━━ 本文 ━━
ザンダーの写真はザンダーが見えたものを写している

 

(ザンダーが撮ったポートレートの)写真は歴史の一面を記録するのだと、ザンダーは簡明に語ったのだろうか。被写体の表す虚栄や内気さ、そうしたことは歴史においては排除されるのだと、ザンダーは言明したのか。それゆえに被写体は、奇妙な歴史的時制を身につけ、レンズを見詰めたのだろうか。すなわち「私はこう見えた」と。

 

 

 

ザンダーが見たものは「階級」

 

時は1914年。ヨーロッパの田舎でこのようなスーツが出回り初めてせいぜい二世代目に、この三人の若者は属しているのであろう。

 

いかなる想像力を駆使しても、彼らの身体が中産階級や支配階級のものだとは思えない。(中略)なぜ彼らの階級が明白なのか?

 

 

 

スーツが野獣のような肉体を強調

 

この写真は実生活においてよりも鮮やかになぜスーツはスーツを来ている人たちの属する社会階級を偽ることなく表し強調するのか、その根本的な理由を明らかにしている。

 

 

 

踊りにいこうとしている三人の路上での写真に戻ってみよう。彼らの手は大きすぎ、身体はやせすぎで、足は短すぎる。顔を隠して、(服を着た身体だけを考える)実験をしたら、私たちは粗野でぎこちなく野獣のような肉体を見ている。

 

 

 

スーツは彼らの姿をゆがめている

 

スーツは19世紀のヨーロッパで、職業的支配階級の衣服として発達した。会議のテーブルにつき管理をする人たとの権威である。抽象的な論議や指向の身のこなしのために、スーツは考案された。
━━━
━━ 記録データ ━━
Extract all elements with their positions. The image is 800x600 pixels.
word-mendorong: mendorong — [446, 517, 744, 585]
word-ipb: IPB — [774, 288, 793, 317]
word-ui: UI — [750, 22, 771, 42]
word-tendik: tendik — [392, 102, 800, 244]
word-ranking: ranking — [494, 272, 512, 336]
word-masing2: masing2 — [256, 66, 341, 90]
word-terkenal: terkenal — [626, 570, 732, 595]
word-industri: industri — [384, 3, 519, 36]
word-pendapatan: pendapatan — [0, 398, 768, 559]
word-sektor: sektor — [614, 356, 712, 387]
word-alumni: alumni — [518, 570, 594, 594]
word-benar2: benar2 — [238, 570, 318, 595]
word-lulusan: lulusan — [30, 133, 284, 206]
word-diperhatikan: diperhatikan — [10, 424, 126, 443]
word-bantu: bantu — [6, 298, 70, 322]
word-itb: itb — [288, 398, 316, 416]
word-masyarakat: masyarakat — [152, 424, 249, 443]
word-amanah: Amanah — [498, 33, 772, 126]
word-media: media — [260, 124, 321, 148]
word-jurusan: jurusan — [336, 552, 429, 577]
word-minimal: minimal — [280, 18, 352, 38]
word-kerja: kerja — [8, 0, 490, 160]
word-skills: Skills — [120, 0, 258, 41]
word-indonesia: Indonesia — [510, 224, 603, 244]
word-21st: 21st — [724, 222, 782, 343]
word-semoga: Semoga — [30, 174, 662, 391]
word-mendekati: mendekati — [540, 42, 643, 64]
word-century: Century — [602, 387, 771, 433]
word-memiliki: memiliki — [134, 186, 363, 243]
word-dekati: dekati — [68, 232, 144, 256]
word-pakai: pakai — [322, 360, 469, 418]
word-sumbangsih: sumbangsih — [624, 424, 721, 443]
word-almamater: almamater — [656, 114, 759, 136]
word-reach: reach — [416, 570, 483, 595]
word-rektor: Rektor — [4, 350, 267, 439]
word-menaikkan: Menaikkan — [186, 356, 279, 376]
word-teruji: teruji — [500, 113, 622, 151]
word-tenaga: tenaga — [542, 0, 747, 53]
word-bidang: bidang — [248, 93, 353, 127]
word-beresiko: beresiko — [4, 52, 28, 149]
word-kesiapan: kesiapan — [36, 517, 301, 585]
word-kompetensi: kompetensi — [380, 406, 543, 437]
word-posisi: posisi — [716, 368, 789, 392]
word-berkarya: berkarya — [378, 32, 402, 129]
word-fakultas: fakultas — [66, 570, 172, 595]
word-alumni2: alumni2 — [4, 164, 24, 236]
━━━
ザンダーの写真とスーツを論じた本文を、最後の文の後から引き継いで書き進めてください。

* _出力結果_
 

労働者階級の「上品な衣装をよしとする規範」の受け入れは、非日常の行動様式にしたがったことであり、彼らが上部構造を意識した、野暮で無骨で受動的な二流の存在へと運命づけたれた事を意味する。実際、それは文化的支配への服従である。(4455ページ 写真とスーツから再構成)

 

 

 

 

見るということ

 

私はこの写真に野獣のような肉体と、文化的服従を見いだせなかった。これからわかる事は100年前の写真と現代ではスーツの持つ意が違っている事である。我々にとってスーツは日常であり職業的支配階級のものとはもはや見なされていない。更に一つ上の概念で言えば少なくとも現在の日本においてはもはや「階級」を日常的に意識してはいない。更に最終的には見るという事は「持っている情報により知っているものを見る」という事に気づく。